- [WHAT THE TASK ASKS] Return each line containing the string "horizontal".

>> Begin DATA FOR THIS TASK

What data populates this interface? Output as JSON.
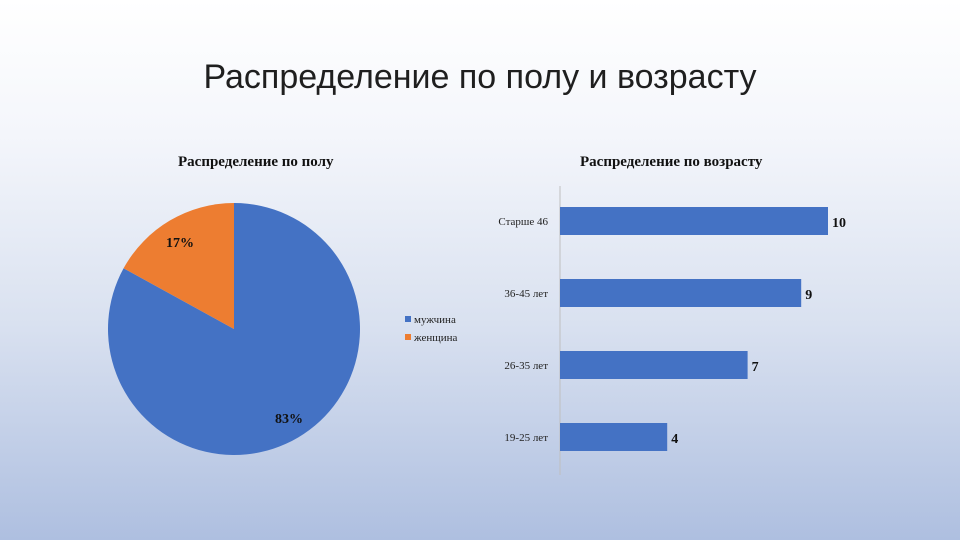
{
  "slide": {
    "title": "Распределение по полу и возрасту"
  },
  "chart_data": [
    {
      "type": "pie",
      "title": "Распределение по полу",
      "slices": [
        {
          "name": "мужчина",
          "value": 83,
          "label": "83%",
          "color": "#4472C4"
        },
        {
          "name": "женщина",
          "value": 17,
          "label": "17%",
          "color": "#ED7D31"
        }
      ],
      "legend": {
        "position": "right",
        "items": [
          "мужчина",
          "женщина"
        ]
      }
    },
    {
      "type": "bar",
      "orientation": "horizontal",
      "title": "Распределение по возрасту",
      "categories": [
        "Старше 46",
        "36-45 лет",
        "26-35 лет",
        "19-25 лет"
      ],
      "values": [
        10,
        9,
        7,
        4
      ],
      "color": "#4472C4",
      "xlim": [
        0,
        10
      ]
    }
  ]
}
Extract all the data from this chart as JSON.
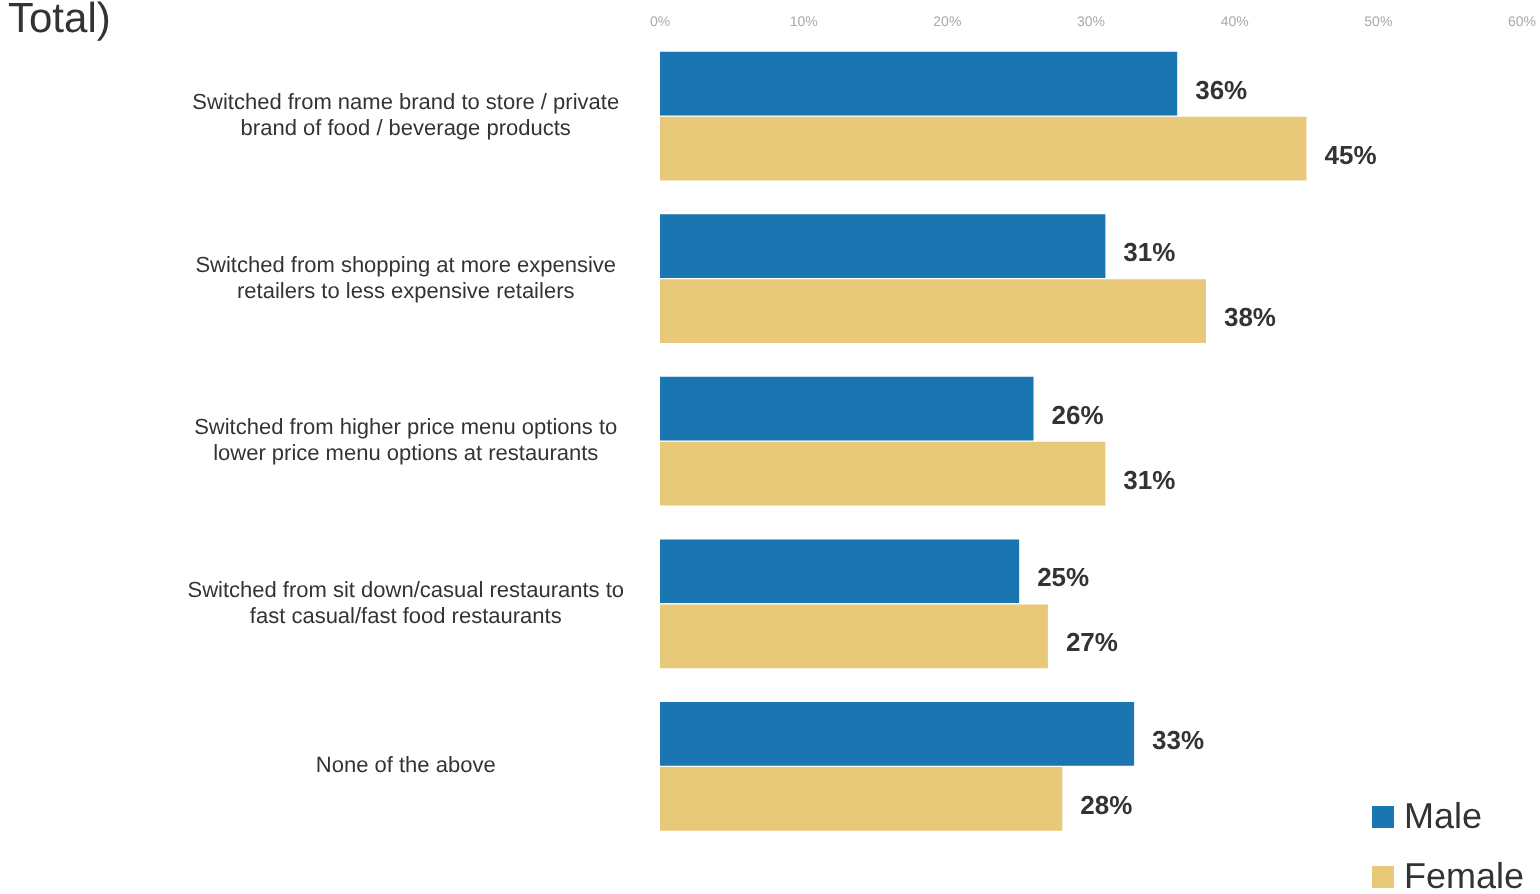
{
  "chart_data": {
    "type": "bar",
    "orientation": "horizontal",
    "title": "Total)",
    "categories": [
      "Switched from name brand to store / private brand of food / beverage products",
      "Switched from shopping at more expensive retailers to less expensive retailers",
      "Switched from higher price menu options to lower price menu options at restaurants",
      "Switched from sit down/casual restaurants to fast casual/fast food restaurants",
      "None of the above"
    ],
    "series": [
      {
        "name": "Male",
        "color": "#1a75b0",
        "values": [
          36,
          31,
          26,
          25,
          33
        ],
        "value_labels": [
          "36%",
          "31%",
          "26%",
          "25%",
          "33%"
        ]
      },
      {
        "name": "Female",
        "color": "#e8c97a",
        "values": [
          45,
          38,
          31,
          27,
          28
        ],
        "value_labels": [
          "45%",
          "38%",
          "31%",
          "27%",
          "28%"
        ]
      }
    ],
    "xlim": [
      0,
      60
    ],
    "xticks": [
      {
        "value": 0,
        "label": "0%"
      },
      {
        "value": 10,
        "label": "10%"
      },
      {
        "value": 20,
        "label": "20%"
      },
      {
        "value": 30,
        "label": "30%"
      },
      {
        "value": 40,
        "label": "40%"
      },
      {
        "value": 50,
        "label": "50%"
      },
      {
        "value": 60,
        "label": "60%"
      }
    ],
    "grid": false,
    "legend": "bottom right"
  }
}
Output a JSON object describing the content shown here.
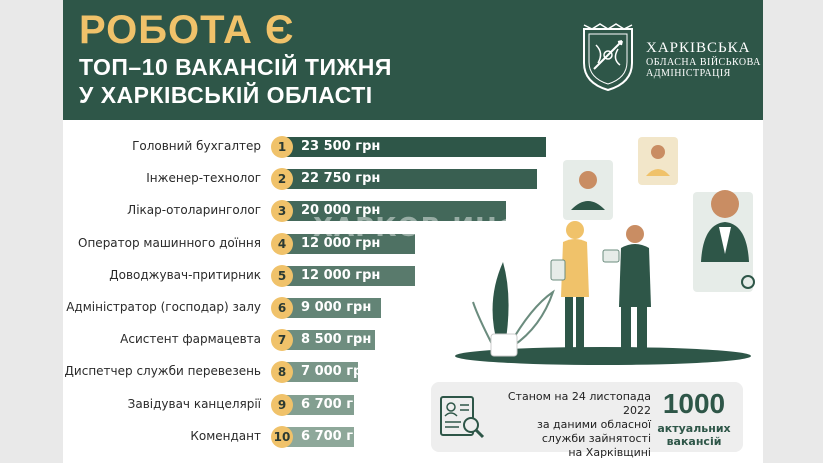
{
  "header": {
    "title": "РОБОТА Є",
    "subtitle_line1": "ТОП–10 ВАКАНСІЙ ТИЖНЯ",
    "subtitle_line2": "У ХАРКІВСЬКІЙ ОБЛАСТІ",
    "admin_line1": "ХАРКІВСЬКА",
    "admin_line2": "ОБЛАСНА ВІЙСЬКОВА",
    "admin_line3": "АДМІНІСТРАЦІЯ"
  },
  "colors": {
    "header_bg": "#2e5648",
    "accent": "#f0c26a",
    "bar_gradient": [
      "#2e5648",
      "#8ea89a"
    ]
  },
  "vacancies": [
    {
      "rank": "1",
      "title": "Головний бухгалтер",
      "salary_label": "23 500 грн",
      "salary": 23500
    },
    {
      "rank": "2",
      "title": "Інженер-технолог",
      "salary_label": "22 750 грн",
      "salary": 22750
    },
    {
      "rank": "3",
      "title": "Лікар-отоларинголог",
      "salary_label": "20 000 грн",
      "salary": 20000
    },
    {
      "rank": "4",
      "title": "Оператор машинного доїння",
      "salary_label": "12 000 грн",
      "salary": 12000
    },
    {
      "rank": "5",
      "title": "Доводжувач-притирник",
      "salary_label": "12 000 грн",
      "salary": 12000
    },
    {
      "rank": "6",
      "title": "Адміністратор (господар) залу",
      "salary_label": "9 000 грн",
      "salary": 9000
    },
    {
      "rank": "7",
      "title": "Асистент фармацевта",
      "salary_label": "8 500 грн",
      "salary": 8500
    },
    {
      "rank": "8",
      "title": "Диспетчер служби перевезень",
      "salary_label": "7 000 грн",
      "salary": 7000
    },
    {
      "rank": "9",
      "title": "Завідувач канцелярії",
      "salary_label": "6 700 грн",
      "salary": 6700
    },
    {
      "rank": "10",
      "title": "Комендант",
      "salary_label": "6 700 грн",
      "salary": 6700
    }
  ],
  "watermark": "ХАРКОВ.ИНФО",
  "info": {
    "line1": "Станом на 24 листопада 2022",
    "line2": "за даними обласної",
    "line3": "служби зайнятості",
    "line4": "на Харківщині",
    "count": "1000",
    "count_label1": "актуальних",
    "count_label2": "вакансій"
  },
  "icons": {
    "emblem": "kharkiv-coat-of-arms-icon",
    "info": "resume-search-icon"
  }
}
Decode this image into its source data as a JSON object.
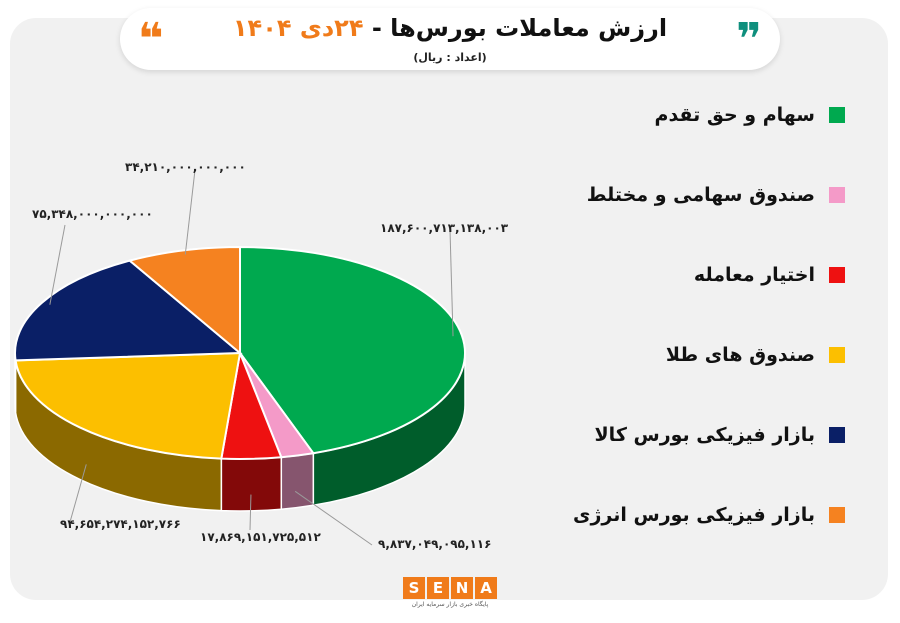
{
  "header": {
    "title": "ارزش معاملات بورس‌ها  -",
    "date": "۲۴دی ۱۴۰۴",
    "unit": "(اعداد : ریال)",
    "quote_open": "❞",
    "quote_close": "❝"
  },
  "chart_data": {
    "type": "pie",
    "title": "ارزش معاملات بورس‌ها - ۲۴دی ۱۴۰۴",
    "unit": "(اعداد : ریال)",
    "slices": [
      {
        "label": "سهام و حق تقدم",
        "value": 187600713138003,
        "value_text": "۱۸۷,۶۰۰,۷۱۳,۱۳۸,۰۰۳",
        "color": "#00a94f"
      },
      {
        "label": "صندوق سهامی و مختلط",
        "value": 9837049095116,
        "value_text": "۹,۸۳۷,۰۴۹,۰۹۵,۱۱۶",
        "color": "#f49ac8"
      },
      {
        "label": "اختیار معامله",
        "value": 17869151725512,
        "value_text": "۱۷,۸۶۹,۱۵۱,۷۲۵,۵۱۲",
        "color": "#ee1111"
      },
      {
        "label": "صندوق های طلا",
        "value": 94654274152766,
        "value_text": "۹۴,۶۵۴,۲۷۴,۱۵۲,۷۶۶",
        "color": "#fcbf00"
      },
      {
        "label": "بازار فیزیکی بورس کالا",
        "value": 75348000000000,
        "value_text": "۷۵,۳۴۸,۰۰۰,۰۰۰,۰۰۰",
        "color": "#0a1f66"
      },
      {
        "label": "بازار فیزیکی بورس انرژی",
        "value": 34210000000000,
        "value_text": "۳۴,۲۱۰,۰۰۰,۰۰۰,۰۰۰",
        "color": "#f58220"
      }
    ],
    "legend_position": "right"
  },
  "logo": {
    "letters": [
      "S",
      "E",
      "N",
      "A"
    ],
    "subtitle": "پایگاه خبری بازار سرمایه ایران"
  }
}
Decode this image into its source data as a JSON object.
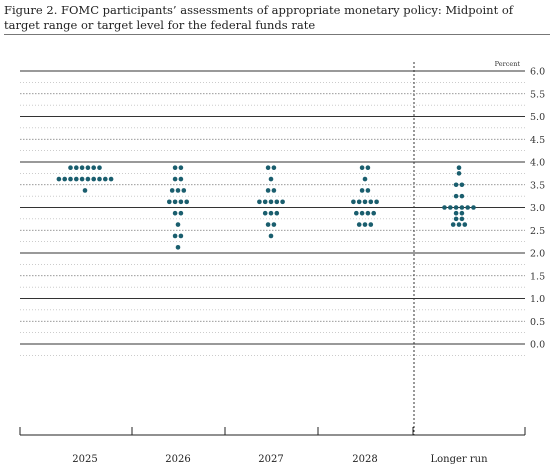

>> End DATA FOR THIS TASK

- [OUTPUT OF THE TASK]
      "orientation": "horizontal",
    "orientation": "horizontal",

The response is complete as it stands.